** start of Material shown **

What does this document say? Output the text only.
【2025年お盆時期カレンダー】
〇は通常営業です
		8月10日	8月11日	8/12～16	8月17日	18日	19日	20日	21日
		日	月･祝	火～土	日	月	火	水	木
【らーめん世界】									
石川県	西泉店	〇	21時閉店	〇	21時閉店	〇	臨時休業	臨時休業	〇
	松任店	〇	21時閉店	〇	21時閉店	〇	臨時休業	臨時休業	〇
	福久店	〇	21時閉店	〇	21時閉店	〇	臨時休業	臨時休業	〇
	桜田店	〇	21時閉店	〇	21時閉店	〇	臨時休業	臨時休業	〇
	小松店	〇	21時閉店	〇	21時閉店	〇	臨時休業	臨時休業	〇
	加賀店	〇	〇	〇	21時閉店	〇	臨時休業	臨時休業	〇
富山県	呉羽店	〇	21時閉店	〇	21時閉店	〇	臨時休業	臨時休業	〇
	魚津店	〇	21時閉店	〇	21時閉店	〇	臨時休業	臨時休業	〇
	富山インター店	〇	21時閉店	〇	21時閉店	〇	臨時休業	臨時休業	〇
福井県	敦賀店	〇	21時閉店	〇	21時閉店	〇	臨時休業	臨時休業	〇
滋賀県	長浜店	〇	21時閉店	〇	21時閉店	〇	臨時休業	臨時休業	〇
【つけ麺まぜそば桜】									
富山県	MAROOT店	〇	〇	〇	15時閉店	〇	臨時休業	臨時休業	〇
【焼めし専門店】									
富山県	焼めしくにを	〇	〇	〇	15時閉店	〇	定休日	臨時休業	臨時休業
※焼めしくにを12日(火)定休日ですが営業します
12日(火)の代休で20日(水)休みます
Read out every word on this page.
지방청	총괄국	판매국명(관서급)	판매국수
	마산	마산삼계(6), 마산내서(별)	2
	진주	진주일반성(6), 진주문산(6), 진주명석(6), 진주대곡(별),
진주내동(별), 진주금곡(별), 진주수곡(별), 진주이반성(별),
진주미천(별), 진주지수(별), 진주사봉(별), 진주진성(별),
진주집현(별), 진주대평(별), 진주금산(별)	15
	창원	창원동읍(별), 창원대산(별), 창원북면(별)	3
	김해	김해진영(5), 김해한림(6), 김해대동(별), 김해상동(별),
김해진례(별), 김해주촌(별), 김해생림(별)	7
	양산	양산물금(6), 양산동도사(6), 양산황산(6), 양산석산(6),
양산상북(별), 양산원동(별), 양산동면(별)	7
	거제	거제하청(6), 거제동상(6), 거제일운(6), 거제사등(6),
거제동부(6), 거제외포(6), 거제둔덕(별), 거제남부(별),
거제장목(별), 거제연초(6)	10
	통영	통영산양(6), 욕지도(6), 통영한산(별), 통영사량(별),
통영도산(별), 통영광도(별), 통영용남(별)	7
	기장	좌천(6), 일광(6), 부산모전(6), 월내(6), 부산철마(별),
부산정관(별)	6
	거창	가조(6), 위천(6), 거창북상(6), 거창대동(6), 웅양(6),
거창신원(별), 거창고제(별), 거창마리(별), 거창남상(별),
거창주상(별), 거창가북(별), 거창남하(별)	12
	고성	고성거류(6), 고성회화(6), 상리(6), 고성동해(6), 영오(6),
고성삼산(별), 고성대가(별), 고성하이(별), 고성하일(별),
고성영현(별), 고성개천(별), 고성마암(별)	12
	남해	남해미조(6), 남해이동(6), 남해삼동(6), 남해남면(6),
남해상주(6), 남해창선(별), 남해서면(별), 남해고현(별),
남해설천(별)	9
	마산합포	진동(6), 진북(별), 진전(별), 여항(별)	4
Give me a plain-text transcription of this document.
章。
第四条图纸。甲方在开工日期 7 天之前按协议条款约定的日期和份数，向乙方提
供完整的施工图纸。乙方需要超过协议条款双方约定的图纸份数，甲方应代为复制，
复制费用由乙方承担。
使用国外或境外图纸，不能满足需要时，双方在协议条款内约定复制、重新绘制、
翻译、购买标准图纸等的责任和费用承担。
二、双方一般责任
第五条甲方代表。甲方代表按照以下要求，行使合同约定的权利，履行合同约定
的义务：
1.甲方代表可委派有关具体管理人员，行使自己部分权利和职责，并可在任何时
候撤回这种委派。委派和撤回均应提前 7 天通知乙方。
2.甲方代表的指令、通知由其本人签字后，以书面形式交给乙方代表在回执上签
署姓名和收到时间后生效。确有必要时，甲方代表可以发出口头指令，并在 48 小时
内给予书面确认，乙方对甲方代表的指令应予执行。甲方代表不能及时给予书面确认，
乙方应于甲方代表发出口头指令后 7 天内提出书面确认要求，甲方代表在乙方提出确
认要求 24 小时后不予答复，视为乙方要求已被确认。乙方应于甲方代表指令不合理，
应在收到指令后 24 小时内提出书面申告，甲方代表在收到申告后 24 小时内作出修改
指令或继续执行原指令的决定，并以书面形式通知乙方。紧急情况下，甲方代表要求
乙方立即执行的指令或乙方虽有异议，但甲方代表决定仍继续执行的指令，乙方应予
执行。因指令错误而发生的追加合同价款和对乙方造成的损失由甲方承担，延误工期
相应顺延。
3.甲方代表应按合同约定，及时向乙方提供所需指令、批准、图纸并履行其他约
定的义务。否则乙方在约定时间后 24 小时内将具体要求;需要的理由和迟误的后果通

** end of Material shown **

### Task
Give again only the lines starting at the one that contains "Give me a plain-text" and running to the end of the data.

### Task result
Give me a plain-text transcription of this document.
章。
第四条图纸。甲方在开工日期 7 天之前按协议条款约定的日期和份数，向乙方提
供完整的施工图纸。乙方需要超过协议条款双方约定的图纸份数，甲方应代为复制，
复制费用由乙方承担。
使用国外或境外图纸，不能满足需要时，双方在协议条款内约定复制、重新绘制、
翻译、购买标准图纸等的责任和费用承担。
二、双方一般责任
第五条甲方代表。甲方代表按照以下要求，行使合同约定的权利，履行合同约定
的义务：
1.甲方代表可委派有关具体管理人员，行使自己部分权利和职责，并可在任何时
候撤回这种委派。委派和撤回均应提前 7 天通知乙方。
2.甲方代表的指令、通知由其本人签字后，以书面形式交给乙方代表在回执上签
署姓名和收到时间后生效。确有必要时，甲方代表可以发出口头指令，并在 48 小时
内给予书面确认，乙方对甲方代表的指令应予执行。甲方代表不能及时给予书面确认，
乙方应于甲方代表发出口头指令后 7 天内提出书面确认要求，甲方代表在乙方提出确
认要求 24 小时后不予答复，视为乙方要求已被确认。乙方应于甲方代表指令不合理，
应在收到指令后 24 小时内提出书面申告，甲方代表在收到申告后 24 小时内作出修改
指令或继续执行原指令的决定，并以书面形式通知乙方。紧急情况下，甲方代表要求
乙方立即执行的指令或乙方虽有异议，但甲方代表决定仍继续执行的指令，乙方应予
执行。因指令错误而发生的追加合同价款和对乙方造成的损失由甲方承担，延误工期
相应顺延。
3.甲方代表应按合同约定，及时向乙方提供所需指令、批准、图纸并履行其他约
定的义务。否则乙方在约定时间后 24 小时内将具体要求;需要的理由和迟误的后果通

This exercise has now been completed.